- WORK ORDER -
Do statements (a), (b), and (c) agree with the bio and comments below? Answer yes or no for each, and quote the deciding words of the bio and comments exactly. (a) Analyssa lives in LA. (b) Analyssa has written 75 articles. (c) The first commenter watched the movie to the end.

- PROVIDED TEXT -
Analyssa is a co-host of the To L and Back podcast: Gen Q edition. She lives in LA, works at a TV studio, and can often be found binge-watching an ABC drama from 2008. You can follow her on Twitter, Instagram, or her social media of choice, Letterboxd.

Analyssa has written 58 articles for us.

7 Comments

  1. This is a great review! Jenna Ortega was fantastic and I thought the movie’s choices regarding what they focused on were very well-done. It *was* pretty bleak, and I finally turned it off. I’m glad they weren’t focusing on a particularly redemptive or hopeful arc.

    I was also confused about the school in general — things seemed to have returned to normal by the time she went back, which surprised me. Like, she’s still just asking to leave class unattended to use the restroom and they’re all sure ok?

    “Vada opens up to her therapist (played, inexplicably by Shailene Woodley, which gave me a genuine jump-scare).” ROFL same.

    • Thank you xx I totally get choosing to turn it off. It is a pretty bleak movie, ultimately though Jenna was so compelling to me that I still wanted to watch to the end, to make sure she was going to be okay. But I liked that it didn’t go for a super linear, somewhat cheesy uplifting end!

      Even her returning to class and it being full of kids…they’re all just totally fine? Are the teachers? Does it just go back to business as usual? Really felt like the finer details of all of that, while not the most important part of the movie by far, would have helped contextualize the whole thing.

      Shailene was such a surprise.

- DATA EXCERPTS -
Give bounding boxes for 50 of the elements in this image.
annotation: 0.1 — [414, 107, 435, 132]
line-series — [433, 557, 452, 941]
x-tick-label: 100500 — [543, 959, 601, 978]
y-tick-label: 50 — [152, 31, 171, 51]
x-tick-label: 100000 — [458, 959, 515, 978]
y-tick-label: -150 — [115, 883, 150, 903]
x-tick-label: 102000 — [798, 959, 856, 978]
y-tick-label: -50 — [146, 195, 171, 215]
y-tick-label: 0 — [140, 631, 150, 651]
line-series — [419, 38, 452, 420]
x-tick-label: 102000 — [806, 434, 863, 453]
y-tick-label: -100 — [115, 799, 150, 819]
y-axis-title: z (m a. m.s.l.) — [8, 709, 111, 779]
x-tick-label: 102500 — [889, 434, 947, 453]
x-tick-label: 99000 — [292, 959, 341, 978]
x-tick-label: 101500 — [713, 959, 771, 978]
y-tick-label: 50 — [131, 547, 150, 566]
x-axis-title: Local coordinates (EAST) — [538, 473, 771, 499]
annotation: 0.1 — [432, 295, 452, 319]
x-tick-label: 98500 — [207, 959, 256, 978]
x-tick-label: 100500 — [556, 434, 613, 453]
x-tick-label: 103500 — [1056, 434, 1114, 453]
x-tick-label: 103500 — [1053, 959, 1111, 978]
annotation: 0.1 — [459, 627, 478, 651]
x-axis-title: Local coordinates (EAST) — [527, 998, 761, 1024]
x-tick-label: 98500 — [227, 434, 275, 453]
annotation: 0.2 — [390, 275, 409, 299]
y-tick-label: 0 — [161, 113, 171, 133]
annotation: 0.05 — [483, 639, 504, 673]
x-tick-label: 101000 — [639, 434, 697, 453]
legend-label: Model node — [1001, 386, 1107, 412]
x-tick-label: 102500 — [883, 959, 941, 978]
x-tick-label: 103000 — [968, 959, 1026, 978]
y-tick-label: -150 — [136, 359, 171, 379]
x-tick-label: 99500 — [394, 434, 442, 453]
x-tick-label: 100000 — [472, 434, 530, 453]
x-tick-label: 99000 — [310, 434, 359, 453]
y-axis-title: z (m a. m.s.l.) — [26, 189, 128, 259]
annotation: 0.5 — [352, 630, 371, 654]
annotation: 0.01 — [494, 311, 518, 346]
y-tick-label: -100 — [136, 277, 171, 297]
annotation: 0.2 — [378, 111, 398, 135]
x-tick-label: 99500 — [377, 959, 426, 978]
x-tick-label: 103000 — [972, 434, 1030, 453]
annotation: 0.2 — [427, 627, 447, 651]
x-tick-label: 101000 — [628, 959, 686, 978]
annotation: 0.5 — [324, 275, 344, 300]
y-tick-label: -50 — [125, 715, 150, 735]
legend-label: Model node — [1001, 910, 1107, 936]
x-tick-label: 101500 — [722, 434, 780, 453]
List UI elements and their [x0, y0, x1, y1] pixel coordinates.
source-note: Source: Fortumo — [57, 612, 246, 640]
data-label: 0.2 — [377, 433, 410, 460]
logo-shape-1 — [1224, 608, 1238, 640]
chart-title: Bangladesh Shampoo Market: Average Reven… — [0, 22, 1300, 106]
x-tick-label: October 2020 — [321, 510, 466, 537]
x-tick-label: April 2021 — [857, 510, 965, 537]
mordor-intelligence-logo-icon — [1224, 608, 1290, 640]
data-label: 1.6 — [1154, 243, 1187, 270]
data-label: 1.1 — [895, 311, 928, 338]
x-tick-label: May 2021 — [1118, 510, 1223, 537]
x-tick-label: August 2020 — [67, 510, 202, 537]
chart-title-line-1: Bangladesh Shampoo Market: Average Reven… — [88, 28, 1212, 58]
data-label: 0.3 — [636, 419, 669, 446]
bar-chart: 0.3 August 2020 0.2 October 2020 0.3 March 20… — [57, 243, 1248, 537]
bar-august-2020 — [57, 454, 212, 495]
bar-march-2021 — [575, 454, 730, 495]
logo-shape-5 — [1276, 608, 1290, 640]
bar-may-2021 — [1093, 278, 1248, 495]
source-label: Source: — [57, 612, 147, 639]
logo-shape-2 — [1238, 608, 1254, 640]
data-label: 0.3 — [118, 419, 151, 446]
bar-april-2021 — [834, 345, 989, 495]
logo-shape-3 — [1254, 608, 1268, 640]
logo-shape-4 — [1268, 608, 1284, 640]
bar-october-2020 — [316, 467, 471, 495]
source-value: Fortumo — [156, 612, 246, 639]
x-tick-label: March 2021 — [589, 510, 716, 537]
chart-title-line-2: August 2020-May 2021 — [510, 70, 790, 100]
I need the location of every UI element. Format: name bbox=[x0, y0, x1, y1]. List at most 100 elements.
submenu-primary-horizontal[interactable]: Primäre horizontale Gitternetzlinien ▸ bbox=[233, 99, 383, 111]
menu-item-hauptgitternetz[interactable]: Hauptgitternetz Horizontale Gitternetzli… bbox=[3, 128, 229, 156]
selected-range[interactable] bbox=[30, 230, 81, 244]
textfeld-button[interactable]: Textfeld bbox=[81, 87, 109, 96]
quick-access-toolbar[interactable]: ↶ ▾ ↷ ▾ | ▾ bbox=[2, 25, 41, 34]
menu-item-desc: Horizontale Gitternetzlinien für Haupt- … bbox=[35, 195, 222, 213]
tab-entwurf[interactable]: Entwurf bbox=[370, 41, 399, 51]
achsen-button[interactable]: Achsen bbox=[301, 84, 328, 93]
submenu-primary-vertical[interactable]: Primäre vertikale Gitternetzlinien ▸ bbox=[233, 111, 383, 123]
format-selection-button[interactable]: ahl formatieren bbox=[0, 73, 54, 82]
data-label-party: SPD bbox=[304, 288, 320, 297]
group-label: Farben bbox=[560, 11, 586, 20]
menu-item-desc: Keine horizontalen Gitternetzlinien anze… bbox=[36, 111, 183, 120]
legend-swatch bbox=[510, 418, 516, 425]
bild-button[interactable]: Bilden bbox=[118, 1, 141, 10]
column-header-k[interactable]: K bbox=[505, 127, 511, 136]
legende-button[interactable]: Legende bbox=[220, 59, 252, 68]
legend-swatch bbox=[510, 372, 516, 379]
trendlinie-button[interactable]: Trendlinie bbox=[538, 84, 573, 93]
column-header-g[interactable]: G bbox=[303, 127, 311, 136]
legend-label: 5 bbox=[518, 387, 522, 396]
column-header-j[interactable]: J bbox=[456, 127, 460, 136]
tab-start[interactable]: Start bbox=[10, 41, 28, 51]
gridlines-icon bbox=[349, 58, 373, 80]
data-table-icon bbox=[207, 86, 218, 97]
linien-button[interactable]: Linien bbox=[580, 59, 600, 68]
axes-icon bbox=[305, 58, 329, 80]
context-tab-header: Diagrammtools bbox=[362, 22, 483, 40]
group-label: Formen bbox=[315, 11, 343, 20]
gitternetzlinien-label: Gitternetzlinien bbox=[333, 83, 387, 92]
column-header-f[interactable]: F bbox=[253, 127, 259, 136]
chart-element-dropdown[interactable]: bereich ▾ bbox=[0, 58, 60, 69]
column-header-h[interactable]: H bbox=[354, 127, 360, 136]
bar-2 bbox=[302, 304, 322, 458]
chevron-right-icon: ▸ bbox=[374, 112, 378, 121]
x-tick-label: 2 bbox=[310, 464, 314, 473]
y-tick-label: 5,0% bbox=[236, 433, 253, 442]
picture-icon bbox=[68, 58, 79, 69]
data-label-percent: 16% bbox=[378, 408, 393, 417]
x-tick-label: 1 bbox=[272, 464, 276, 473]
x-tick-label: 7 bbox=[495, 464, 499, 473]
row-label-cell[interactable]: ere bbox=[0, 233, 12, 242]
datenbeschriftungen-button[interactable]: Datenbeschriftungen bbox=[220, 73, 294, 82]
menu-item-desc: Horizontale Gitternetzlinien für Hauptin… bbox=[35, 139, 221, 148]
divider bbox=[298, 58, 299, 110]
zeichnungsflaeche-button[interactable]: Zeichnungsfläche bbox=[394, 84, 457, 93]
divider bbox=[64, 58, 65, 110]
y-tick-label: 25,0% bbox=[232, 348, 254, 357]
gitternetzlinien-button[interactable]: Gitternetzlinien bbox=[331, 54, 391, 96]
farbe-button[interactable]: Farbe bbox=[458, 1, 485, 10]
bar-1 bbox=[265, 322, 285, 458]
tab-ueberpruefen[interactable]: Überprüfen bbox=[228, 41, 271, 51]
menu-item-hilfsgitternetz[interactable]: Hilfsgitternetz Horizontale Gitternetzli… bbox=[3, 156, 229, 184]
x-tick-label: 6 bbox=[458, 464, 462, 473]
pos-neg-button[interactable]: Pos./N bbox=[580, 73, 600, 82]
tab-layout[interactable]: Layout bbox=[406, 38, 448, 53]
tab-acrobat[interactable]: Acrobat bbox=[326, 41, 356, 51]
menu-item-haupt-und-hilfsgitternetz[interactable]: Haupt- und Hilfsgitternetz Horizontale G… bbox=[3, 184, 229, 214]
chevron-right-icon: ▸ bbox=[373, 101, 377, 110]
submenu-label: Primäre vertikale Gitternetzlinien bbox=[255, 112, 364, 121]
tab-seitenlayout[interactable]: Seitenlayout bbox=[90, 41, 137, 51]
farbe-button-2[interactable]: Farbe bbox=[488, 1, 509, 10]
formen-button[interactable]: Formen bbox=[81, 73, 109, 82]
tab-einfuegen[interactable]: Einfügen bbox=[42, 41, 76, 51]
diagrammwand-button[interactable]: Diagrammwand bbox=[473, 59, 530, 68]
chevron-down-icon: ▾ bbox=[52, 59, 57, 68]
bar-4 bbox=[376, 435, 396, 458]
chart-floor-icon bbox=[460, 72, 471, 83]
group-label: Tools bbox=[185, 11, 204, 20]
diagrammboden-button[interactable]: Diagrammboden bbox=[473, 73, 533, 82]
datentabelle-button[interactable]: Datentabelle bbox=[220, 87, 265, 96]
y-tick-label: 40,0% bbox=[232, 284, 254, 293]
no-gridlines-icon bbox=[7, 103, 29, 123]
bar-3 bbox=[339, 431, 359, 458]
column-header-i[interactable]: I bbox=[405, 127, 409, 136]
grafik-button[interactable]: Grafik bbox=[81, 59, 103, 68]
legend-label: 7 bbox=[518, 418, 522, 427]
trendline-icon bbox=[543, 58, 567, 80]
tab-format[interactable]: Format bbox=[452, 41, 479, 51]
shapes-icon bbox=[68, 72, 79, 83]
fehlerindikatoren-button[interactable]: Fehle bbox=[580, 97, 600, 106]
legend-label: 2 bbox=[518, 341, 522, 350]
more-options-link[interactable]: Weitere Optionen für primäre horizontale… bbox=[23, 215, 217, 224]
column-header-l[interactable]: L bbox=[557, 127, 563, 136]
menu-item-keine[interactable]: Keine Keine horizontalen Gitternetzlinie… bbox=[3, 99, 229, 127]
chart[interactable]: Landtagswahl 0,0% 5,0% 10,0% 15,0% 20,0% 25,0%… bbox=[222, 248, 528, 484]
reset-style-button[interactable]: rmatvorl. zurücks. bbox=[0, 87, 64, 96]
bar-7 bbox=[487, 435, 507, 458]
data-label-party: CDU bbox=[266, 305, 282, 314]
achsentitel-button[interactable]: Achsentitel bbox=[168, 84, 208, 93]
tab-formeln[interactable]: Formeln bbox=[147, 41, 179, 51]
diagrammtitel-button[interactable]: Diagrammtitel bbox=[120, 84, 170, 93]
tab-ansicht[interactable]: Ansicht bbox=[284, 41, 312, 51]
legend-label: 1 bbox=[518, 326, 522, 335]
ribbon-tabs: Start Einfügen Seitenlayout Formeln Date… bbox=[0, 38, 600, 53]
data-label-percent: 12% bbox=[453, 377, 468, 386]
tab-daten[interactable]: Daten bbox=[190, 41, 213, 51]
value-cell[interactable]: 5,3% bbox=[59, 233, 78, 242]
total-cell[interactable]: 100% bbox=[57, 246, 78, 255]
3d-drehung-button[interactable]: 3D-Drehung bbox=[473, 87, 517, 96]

- REPLY -
(a) Yes: "She lives in LA"
(b) No: "Analyssa has written 58 articles for us."
(c) No: "I finally turned it off."